> [Goal] All of the material below is to be repeated exactly.

##### Data provided #####

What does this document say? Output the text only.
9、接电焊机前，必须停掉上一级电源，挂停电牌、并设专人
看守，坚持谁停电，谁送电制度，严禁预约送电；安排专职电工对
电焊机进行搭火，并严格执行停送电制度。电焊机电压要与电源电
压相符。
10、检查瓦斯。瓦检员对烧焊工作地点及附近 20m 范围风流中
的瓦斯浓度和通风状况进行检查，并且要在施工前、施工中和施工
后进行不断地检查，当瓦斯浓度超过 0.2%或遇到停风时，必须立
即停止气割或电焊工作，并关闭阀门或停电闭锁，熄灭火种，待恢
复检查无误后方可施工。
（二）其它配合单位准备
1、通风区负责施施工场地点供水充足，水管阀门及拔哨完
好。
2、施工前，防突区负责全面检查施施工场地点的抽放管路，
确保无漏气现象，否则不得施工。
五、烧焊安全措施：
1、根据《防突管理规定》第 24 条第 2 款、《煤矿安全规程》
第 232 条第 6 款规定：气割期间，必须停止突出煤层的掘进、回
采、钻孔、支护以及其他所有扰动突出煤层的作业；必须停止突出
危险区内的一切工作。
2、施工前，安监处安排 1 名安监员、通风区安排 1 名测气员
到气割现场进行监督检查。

#####

> [Task answer]
What does this document say? Output the text only.
9、接电焊机前，必须停掉上一级电源，挂停电牌、并设专人
看守，坚持谁停电，谁送电制度，严禁预约送电；安排专职电工对
电焊机进行搭火，并严格执行停送电制度。电焊机电压要与电源电
压相符。
10、检查瓦斯。瓦检员对烧焊工作地点及附近 20m 范围风流中
的瓦斯浓度和通风状况进行检查，并且要在施工前、施工中和施工
后进行不断地检查，当瓦斯浓度超过 0.2%或遇到停风时，必须立
即停止气割或电焊工作，并关闭阀门或停电闭锁，熄灭火种，待恢
复检查无误后方可施工。
（二）其它配合单位准备
1、通风区负责施施工场地点供水充足，水管阀门及拔哨完
好。
2、施工前，防突区负责全面检查施施工场地点的抽放管路，
确保无漏气现象，否则不得施工。
五、烧焊安全措施：
1、根据《防突管理规定》第 24 条第 2 款、《煤矿安全规程》
第 232 条第 6 款规定：气割期间，必须停止突出煤层的掘进、回
采、钻孔、支护以及其他所有扰动突出煤层的作业；必须停止突出
危险区内的一切工作。
2、施工前，安监处安排 1 名安监员、通风区安排 1 名测气员
到气割现场进行监督检查。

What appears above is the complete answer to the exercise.